■ Brief: In the entries that follow, count each line containing "style" and state the total, nothing more.

Figure content listings
▼

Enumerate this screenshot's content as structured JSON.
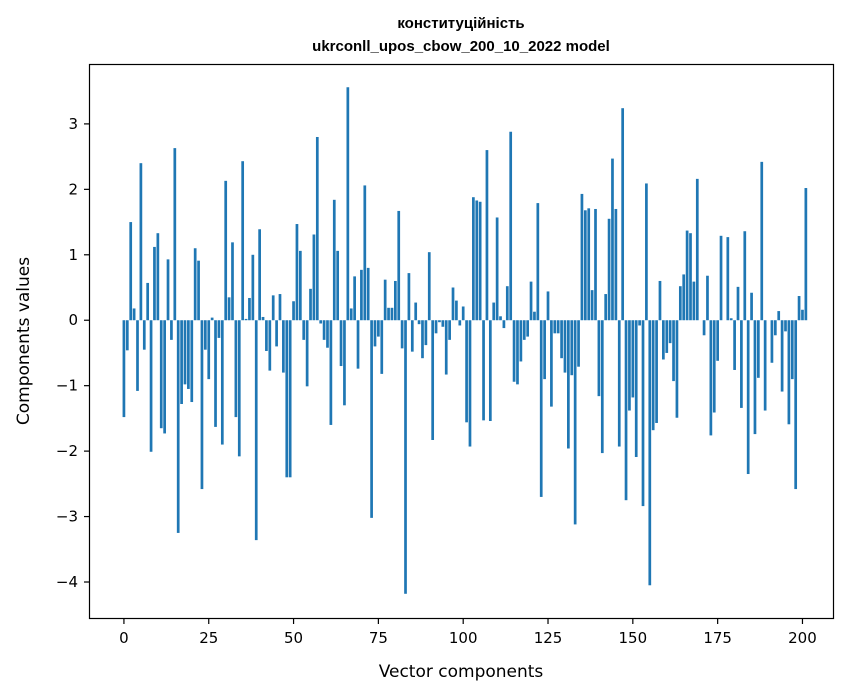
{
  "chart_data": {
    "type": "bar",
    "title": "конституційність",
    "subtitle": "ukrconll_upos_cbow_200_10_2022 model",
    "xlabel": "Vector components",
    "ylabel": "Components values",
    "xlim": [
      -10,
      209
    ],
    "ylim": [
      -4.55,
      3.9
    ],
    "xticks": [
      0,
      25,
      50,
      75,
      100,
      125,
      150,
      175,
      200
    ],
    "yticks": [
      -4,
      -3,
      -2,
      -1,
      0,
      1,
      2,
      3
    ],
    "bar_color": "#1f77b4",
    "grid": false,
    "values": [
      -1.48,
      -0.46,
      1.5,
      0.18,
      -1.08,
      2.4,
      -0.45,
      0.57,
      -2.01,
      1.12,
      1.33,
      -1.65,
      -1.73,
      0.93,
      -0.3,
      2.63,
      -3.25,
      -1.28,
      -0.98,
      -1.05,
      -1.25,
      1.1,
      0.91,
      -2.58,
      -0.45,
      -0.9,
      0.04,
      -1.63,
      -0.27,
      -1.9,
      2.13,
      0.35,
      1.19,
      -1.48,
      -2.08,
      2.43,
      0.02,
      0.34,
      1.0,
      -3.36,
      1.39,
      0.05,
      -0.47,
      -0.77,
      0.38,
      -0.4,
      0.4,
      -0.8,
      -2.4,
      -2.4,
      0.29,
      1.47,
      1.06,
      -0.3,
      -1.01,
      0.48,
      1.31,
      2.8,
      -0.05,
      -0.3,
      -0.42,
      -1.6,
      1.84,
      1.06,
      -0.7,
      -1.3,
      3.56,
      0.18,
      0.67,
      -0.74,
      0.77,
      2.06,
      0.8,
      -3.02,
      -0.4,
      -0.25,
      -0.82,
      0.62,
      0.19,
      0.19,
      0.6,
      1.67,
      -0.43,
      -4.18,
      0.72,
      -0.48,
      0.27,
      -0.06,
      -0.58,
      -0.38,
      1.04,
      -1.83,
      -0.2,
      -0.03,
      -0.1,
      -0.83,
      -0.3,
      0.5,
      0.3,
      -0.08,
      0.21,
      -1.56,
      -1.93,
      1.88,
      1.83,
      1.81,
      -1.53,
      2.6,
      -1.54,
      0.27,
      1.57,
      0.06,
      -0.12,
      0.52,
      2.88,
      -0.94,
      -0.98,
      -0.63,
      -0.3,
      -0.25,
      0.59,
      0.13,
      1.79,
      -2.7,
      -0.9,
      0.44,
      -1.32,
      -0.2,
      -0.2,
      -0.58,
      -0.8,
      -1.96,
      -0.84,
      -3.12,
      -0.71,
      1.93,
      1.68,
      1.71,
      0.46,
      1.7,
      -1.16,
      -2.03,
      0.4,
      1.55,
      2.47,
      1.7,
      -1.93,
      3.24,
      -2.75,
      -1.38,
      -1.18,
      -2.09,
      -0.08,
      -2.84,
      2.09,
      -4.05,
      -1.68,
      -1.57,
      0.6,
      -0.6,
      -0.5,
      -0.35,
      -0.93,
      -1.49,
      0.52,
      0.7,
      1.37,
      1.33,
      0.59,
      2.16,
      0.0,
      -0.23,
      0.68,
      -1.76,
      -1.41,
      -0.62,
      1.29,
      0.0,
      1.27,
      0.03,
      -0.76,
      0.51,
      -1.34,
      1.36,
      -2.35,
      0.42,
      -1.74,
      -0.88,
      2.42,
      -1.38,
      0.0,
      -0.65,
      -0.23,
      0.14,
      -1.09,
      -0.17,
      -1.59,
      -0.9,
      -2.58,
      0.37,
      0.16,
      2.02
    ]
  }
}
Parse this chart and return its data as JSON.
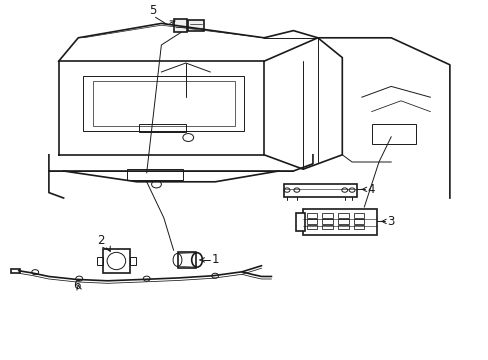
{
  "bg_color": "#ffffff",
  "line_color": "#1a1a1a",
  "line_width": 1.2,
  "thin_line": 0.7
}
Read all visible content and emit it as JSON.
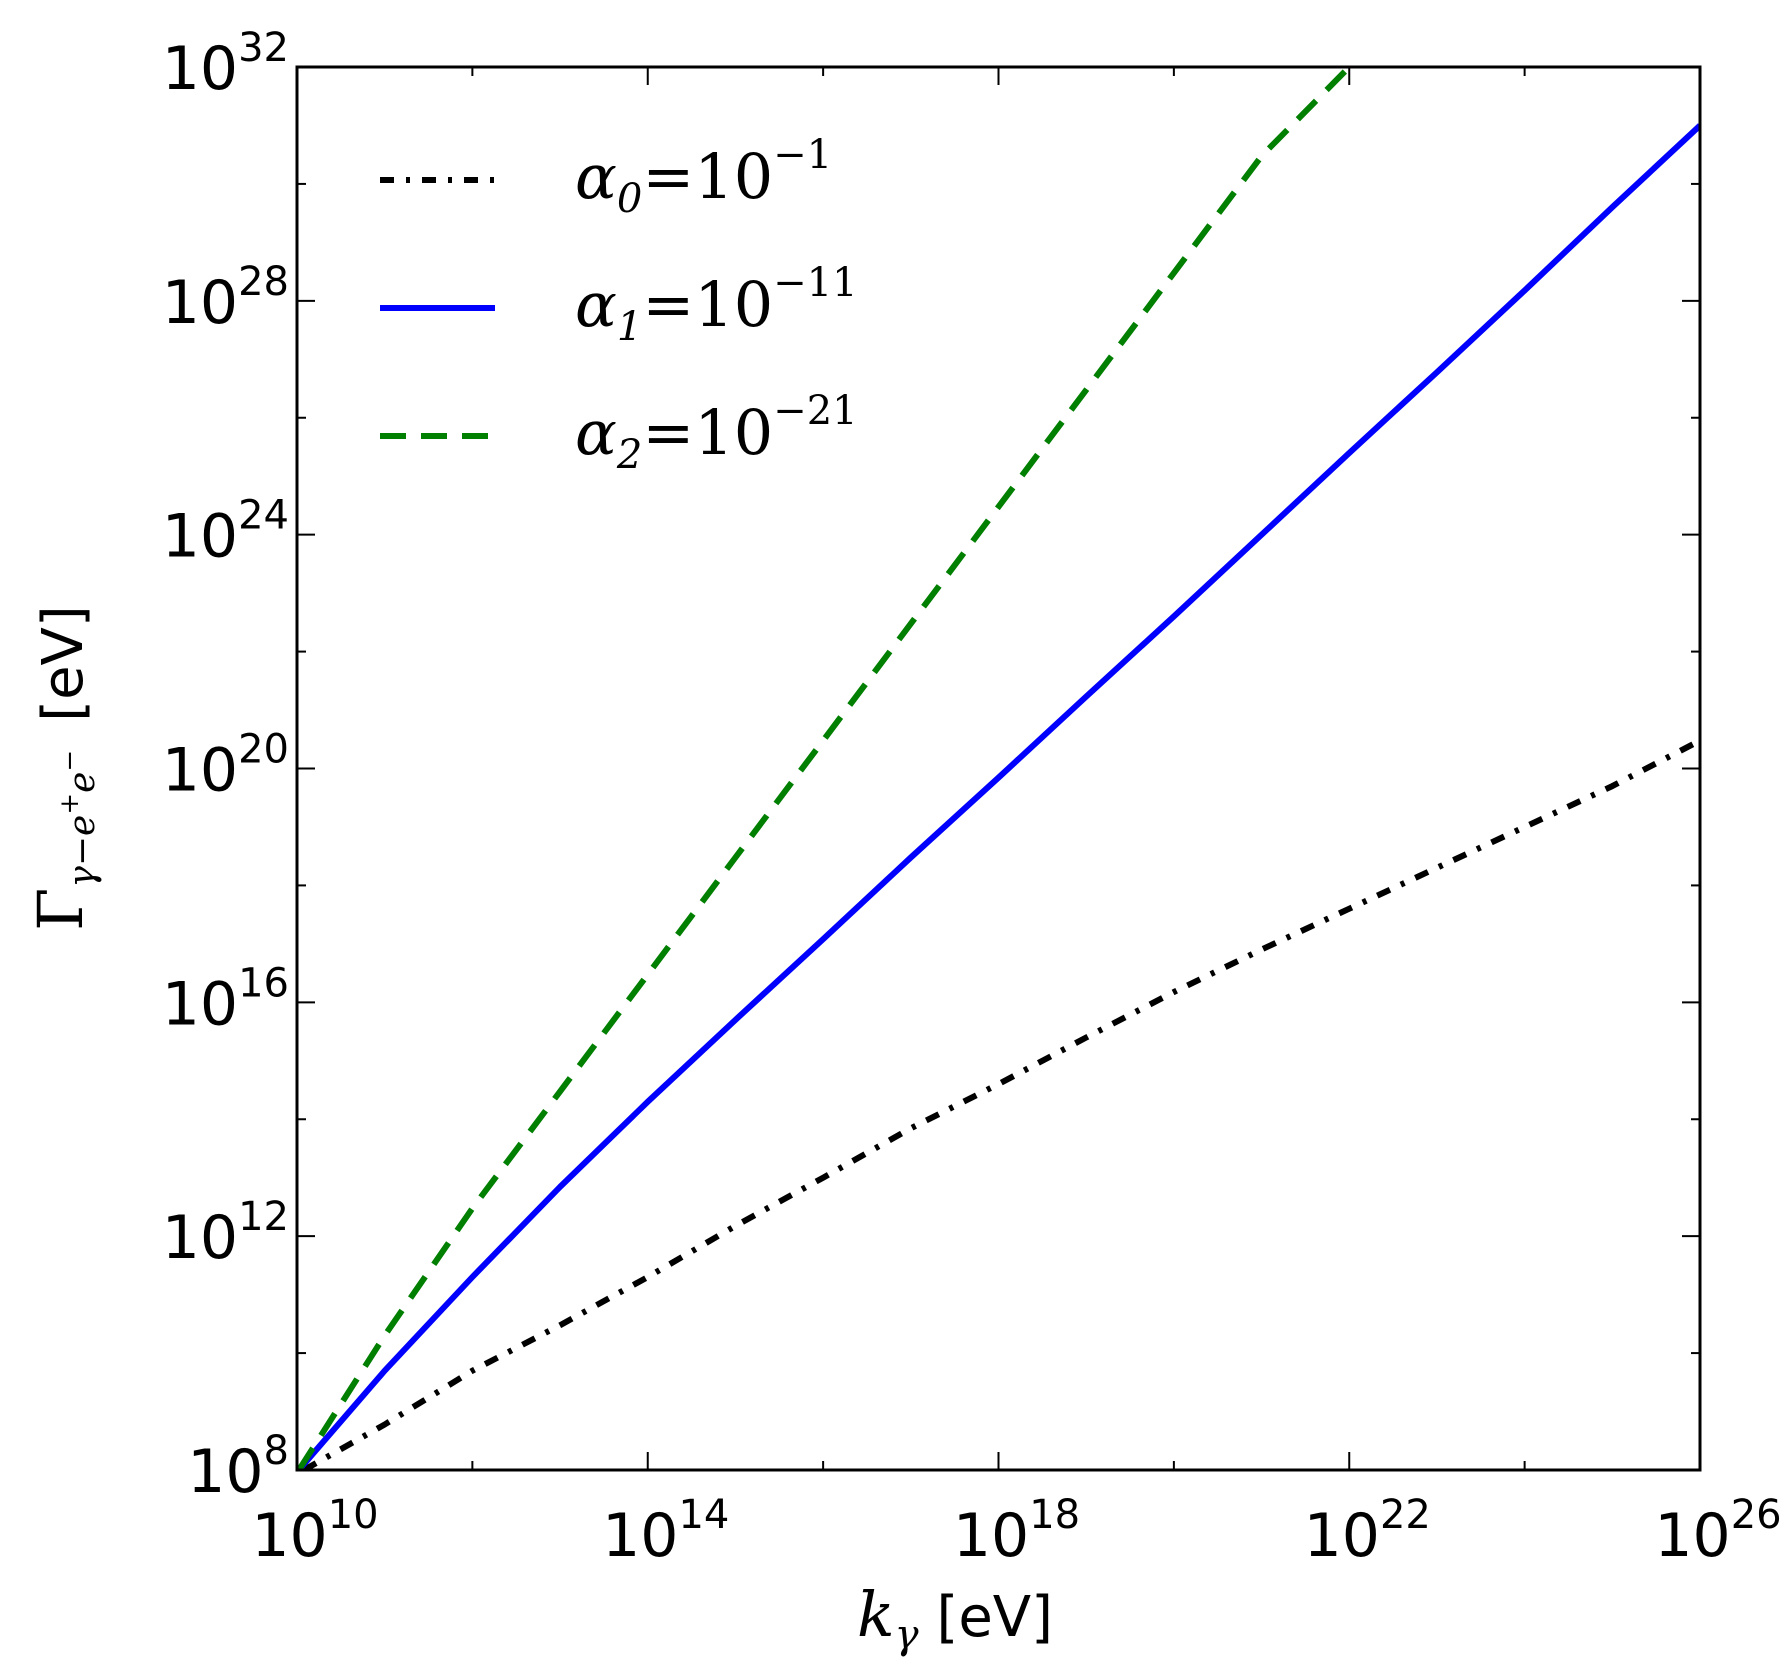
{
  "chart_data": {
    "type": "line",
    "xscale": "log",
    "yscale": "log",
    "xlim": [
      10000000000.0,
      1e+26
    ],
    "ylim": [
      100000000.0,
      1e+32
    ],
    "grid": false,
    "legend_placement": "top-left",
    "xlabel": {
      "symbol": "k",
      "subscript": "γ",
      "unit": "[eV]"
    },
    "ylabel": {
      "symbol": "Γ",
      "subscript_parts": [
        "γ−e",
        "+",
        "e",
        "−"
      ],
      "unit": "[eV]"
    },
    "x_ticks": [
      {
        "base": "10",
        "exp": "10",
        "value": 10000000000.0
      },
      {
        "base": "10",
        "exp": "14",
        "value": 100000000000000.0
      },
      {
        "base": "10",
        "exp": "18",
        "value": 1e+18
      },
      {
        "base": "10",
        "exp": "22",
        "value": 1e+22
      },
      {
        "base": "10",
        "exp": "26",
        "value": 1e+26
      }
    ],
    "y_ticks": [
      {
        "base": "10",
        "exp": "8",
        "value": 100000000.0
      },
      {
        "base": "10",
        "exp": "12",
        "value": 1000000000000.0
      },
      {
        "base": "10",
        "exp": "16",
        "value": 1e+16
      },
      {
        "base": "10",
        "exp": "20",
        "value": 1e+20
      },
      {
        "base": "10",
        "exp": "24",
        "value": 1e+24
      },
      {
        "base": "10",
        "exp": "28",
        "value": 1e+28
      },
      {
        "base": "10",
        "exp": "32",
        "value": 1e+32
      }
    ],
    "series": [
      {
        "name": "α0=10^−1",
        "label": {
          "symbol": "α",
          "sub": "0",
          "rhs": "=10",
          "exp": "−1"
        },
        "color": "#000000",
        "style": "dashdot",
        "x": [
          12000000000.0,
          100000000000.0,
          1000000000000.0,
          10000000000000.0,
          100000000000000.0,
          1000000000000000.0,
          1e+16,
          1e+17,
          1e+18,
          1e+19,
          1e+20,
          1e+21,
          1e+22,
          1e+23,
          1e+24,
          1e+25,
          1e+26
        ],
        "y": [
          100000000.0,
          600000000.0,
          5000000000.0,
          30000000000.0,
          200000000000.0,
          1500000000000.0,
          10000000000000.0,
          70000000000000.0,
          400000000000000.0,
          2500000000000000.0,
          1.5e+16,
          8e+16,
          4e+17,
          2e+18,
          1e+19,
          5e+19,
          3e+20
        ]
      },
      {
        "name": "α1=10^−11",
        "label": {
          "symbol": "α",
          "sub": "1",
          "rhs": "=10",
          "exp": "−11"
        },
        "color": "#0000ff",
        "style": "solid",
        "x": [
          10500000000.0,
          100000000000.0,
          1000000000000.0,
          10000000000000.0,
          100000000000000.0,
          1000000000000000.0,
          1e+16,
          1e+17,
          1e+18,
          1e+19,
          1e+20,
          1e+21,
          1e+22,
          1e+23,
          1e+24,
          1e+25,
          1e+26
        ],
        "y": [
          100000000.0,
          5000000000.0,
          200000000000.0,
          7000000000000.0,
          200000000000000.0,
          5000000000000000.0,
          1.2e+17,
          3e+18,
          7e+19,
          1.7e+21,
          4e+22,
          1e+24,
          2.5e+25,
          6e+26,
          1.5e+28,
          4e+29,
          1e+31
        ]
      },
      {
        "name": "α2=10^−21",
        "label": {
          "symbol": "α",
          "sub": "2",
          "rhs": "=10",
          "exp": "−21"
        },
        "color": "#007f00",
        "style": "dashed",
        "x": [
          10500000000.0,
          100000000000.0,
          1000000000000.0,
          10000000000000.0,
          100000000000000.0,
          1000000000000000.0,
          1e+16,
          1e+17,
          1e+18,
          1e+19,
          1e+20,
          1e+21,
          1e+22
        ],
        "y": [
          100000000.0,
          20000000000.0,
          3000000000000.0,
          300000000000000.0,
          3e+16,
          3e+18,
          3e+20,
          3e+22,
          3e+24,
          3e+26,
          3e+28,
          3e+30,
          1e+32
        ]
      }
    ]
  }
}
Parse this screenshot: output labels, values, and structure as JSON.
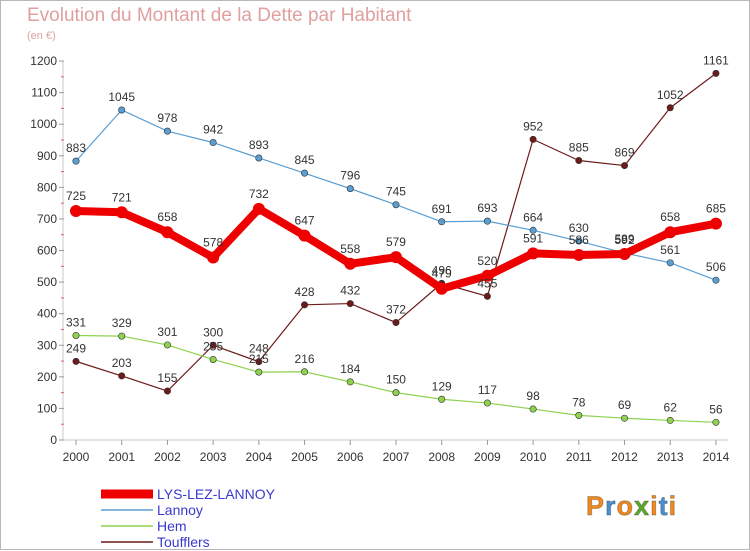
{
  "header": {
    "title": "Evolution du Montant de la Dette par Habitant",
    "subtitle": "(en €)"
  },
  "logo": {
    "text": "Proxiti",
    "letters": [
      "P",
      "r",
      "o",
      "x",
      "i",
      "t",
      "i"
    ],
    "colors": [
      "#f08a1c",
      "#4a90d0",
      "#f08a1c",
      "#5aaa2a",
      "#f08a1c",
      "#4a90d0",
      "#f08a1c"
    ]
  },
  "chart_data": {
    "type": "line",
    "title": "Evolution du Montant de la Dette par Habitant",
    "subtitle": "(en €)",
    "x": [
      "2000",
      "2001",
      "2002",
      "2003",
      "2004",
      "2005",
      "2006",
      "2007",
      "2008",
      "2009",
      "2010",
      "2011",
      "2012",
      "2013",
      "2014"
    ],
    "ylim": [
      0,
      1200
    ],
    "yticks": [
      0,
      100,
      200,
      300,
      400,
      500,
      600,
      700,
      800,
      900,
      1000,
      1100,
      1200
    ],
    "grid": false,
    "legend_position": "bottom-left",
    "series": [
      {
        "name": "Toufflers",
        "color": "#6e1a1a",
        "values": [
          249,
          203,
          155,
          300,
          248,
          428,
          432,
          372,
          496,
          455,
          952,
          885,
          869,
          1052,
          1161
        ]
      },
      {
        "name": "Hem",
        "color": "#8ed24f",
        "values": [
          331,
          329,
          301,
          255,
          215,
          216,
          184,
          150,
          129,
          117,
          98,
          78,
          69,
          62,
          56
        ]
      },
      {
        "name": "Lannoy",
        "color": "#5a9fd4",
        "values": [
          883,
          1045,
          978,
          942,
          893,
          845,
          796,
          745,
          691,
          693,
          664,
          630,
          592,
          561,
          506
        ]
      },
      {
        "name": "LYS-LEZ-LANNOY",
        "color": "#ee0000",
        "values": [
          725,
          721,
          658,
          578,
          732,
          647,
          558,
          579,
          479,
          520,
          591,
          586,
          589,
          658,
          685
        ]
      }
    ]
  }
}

▲

■ Response: 3